__RECORD SET__
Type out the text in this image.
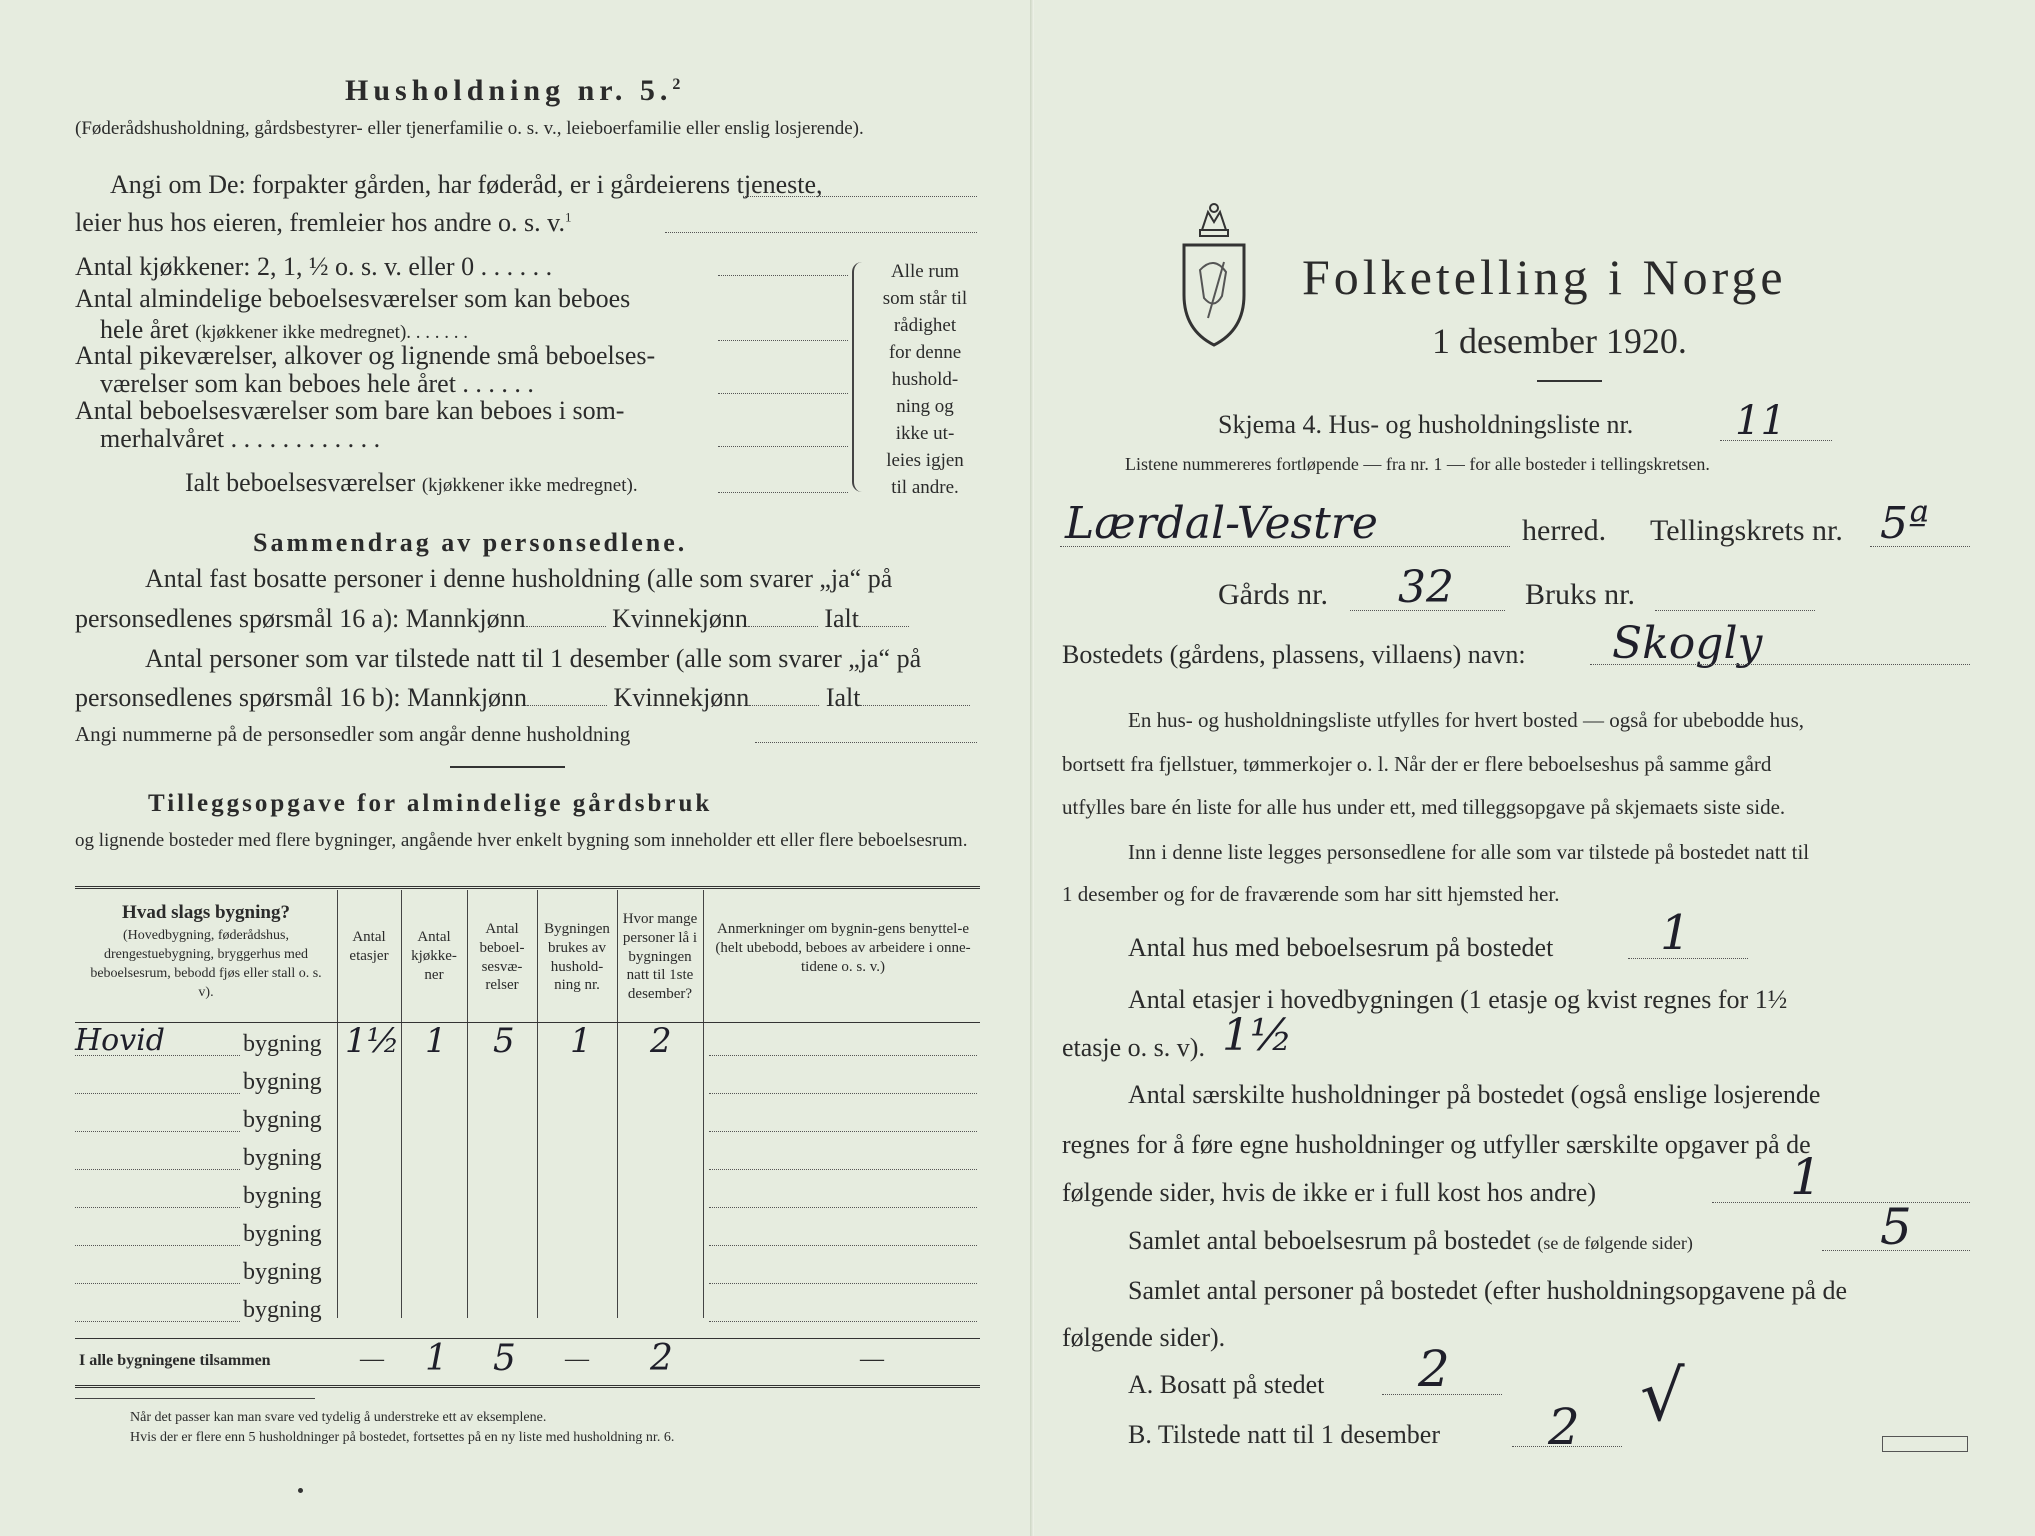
Husholdning nr. 5.$^2$
(Føderådshusholdning, gårdsbestyrer- eller tjenerfamilie o. s. v., leieboerfamilie eller enslig losjerende).
Angi om De: forpakter gården, har føderåd, er i gårdeierens tjeneste,
leier hus hos eieren, fremleier hos andre o. s. v.$^1$
Antal kjøkkener: 2, 1, ½ o. s. v. eller 0 . . . . . .
Antal almindelige beboelsesværelser som kan beboes
hele året (kjøkkener ikke medregnet). . . . . . .
Antal pikeværelser, alkover og lignende små beboelses-
værelser som kan beboes hele året . . . . . .
Antal beboelsesværelser som bare kan beboes i som-
merhalvåret . . . . . . . . . . . .
Ialt beboelsesværelser (kjøkkener ikke medregnet).
Alle rum
som står til
rådighet
for denne
hushold-
ning og
ikke ut-
leies igjen
til andre.
Sammendrag av personsedlene.
Antal fast bosatte personer i denne husholdning (alle som svarer „ja“ på
personsedlenes spørsmål 16 a): Mannkjønn	Kvinnekjønn	Ialt
Antal personer som var tilstede natt til 1 desember (alle som svarer „ja“ på
personsedlenes spørsmål 16 b): Mannkjønn	Kvinnekjønn	Ialt
Angi nummerne på de personsedler som angår denne husholdning
Tilleggsopgave for almindelige gårdsbruk
og lignende bosteder med flere bygninger, angående hver enkelt bygning som inneholder ett eller flere beboelsesrum.
Hvad slags bygning?
(Hovedbygning, føderådshus, drengestuebygning, bryggerhus med beboelsesrum, bebodd fjøs eller stall o. s. v).
Antal etasjer
Antal kjøkke-ner
Antal beboel-sesvæ-relser
Bygningen brukes av hushold-ning nr.
Hvor mange personer lå i bygningen natt til 1ste desember?
Anmerkninger om bygnin-gens benyttel-e (helt ubebodd, beboes av arbeidere i onne-tidene o. s. v.)
Hovid	bygning 1½ 1 5 1 2
bygning
bygning
bygning
bygning
bygning
bygning
bygning
I alle bygningene tilsammen	— 1 5 — 2	—
Når det passer kan man svare ved tydelig å understreke ett av eksemplene.
Hvis der er flere enn 5 husholdninger på bostedet, fortsettes på en ny liste med husholdning nr. 6.
Folketelling i Norge
1 desember 1920.
Skjema 4. Hus- og husholdningsliste nr.	11
Listene nummereres fortløpende — fra nr. 1 — for alle bosteder i tellingskretsen.
Lærdal-Vestre	herred. Tellingskrets nr. 5ª
Gårds nr. 32 Bruks nr.
Bostedets (gårdens, plassens, villaens) navn: Skogly
En hus- og husholdningsliste utfylles for hvert bosted — også for ubebodde hus,
bortsett fra fjellstuer, tømmerkojer o. l. Når der er flere beboelseshus på samme gård
utfylles bare én liste for alle hus under ett, med tilleggsopgave på skjemaets siste side.
Inn i denne liste legges personsedlene for alle som var tilstede på bostedet natt til
1 desember og for de fraværende som har sitt hjemsted her.
Antal hus med beboelsesrum på bostedet 1
Antal etasjer i hovedbygningen (1 etasje og kvist regnes for 1½
etasje o. s. v). 1½
Antal særskilte husholdninger på bostedet (også enslige losjerende
regnes for å føre egne husholdninger og utfyller særskilte opgaver på de
følgende sider, hvis de ikke er i full kost hos andre)	1
Samlet antal beboelsesrum på bostedet (se de følgende sider)	5
Samlet antal personer på bostedet (efter husholdningsopgavene på de
følgende sider).
A. Bosatt på stedet 2
B. Tilstede natt til 1 desember 2 √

__WHAT IS NEEDED__
Copy out all of the data word for word. Do not carry over any picture.

__WRITTEN REPLY__
Type out the text in this image.
Husholdning nr. 5.$^2$
(Føderådshusholdning, gårdsbestyrer- eller tjenerfamilie o. s. v., leieboerfamilie eller enslig losjerende).
Angi om De: forpakter gården, har føderåd, er i gårdeierens tjeneste,
leier hus hos eieren, fremleier hos andre o. s. v.$^1$
Antal kjøkkener: 2, 1, ½ o. s. v. eller 0 . . . . . .
Antal almindelige beboelsesværelser som kan beboes
hele året (kjøkkener ikke medregnet). . . . . . .
Antal pikeværelser, alkover og lignende små beboelses-
værelser som kan beboes hele året . . . . . .
Antal beboelsesværelser som bare kan beboes i som-
merhalvåret . . . . . . . . . . . .
Ialt beboelsesværelser (kjøkkener ikke medregnet).
Alle rum
som står til
rådighet
for denne
hushold-
ning og
ikke ut-
leies igjen
til andre.
Sammendrag av personsedlene.
Antal fast bosatte personer i denne husholdning (alle som svarer „ja“ på
personsedlenes spørsmål 16 a): Mannkjønn	Kvinnekjønn	Ialt
Antal personer som var tilstede natt til 1 desember (alle som svarer „ja“ på
personsedlenes spørsmål 16 b): Mannkjønn	Kvinnekjønn	Ialt
Angi nummerne på de personsedler som angår denne husholdning
Tilleggsopgave for almindelige gårdsbruk
og lignende bosteder med flere bygninger, angående hver enkelt bygning som inneholder ett eller flere beboelsesrum.
Hvad slags bygning?
(Hovedbygning, føderådshus, drengestuebygning, bryggerhus med beboelsesrum, bebodd fjøs eller stall o. s. v).
Antal etasjer
Antal kjøkke-ner
Antal beboel-sesvæ-relser
Bygningen brukes av hushold-ning nr.
Hvor mange personer lå i bygningen natt til 1ste desember?
Anmerkninger om bygnin-gens benyttel-e (helt ubebodd, beboes av arbeidere i onne-tidene o. s. v.)
Hovid	bygning 1½ 1 5 1 2
bygning
bygning
bygning
bygning
bygning
bygning
bygning
I alle bygningene tilsammen	— 1 5 — 2	—
Når det passer kan man svare ved tydelig å understreke ett av eksemplene.
Hvis der er flere enn 5 husholdninger på bostedet, fortsettes på en ny liste med husholdning nr. 6.
Folketelling i Norge
1 desember 1920.
Skjema 4. Hus- og husholdningsliste nr.	11
Listene nummereres fortløpende — fra nr. 1 — for alle bosteder i tellingskretsen.
Lærdal-Vestre	herred. Tellingskrets nr. 5ª
Gårds nr. 32 Bruks nr.
Bostedets (gårdens, plassens, villaens) navn: Skogly
En hus- og husholdningsliste utfylles for hvert bosted — også for ubebodde hus,
bortsett fra fjellstuer, tømmerkojer o. l. Når der er flere beboelseshus på samme gård
utfylles bare én liste for alle hus under ett, med tilleggsopgave på skjemaets siste side.
Inn i denne liste legges personsedlene for alle som var tilstede på bostedet natt til
1 desember og for de fraværende som har sitt hjemsted her.
Antal hus med beboelsesrum på bostedet 1
Antal etasjer i hovedbygningen (1 etasje og kvist regnes for 1½
etasje o. s. v). 1½
Antal særskilte husholdninger på bostedet (også enslige losjerende
regnes for å føre egne husholdninger og utfyller særskilte opgaver på de
følgende sider, hvis de ikke er i full kost hos andre)	1
Samlet antal beboelsesrum på bostedet (se de følgende sider)	5
Samlet antal personer på bostedet (efter husholdningsopgavene på de
følgende sider).
A. Bosatt på stedet 2
B. Tilstede natt til 1 desember 2 √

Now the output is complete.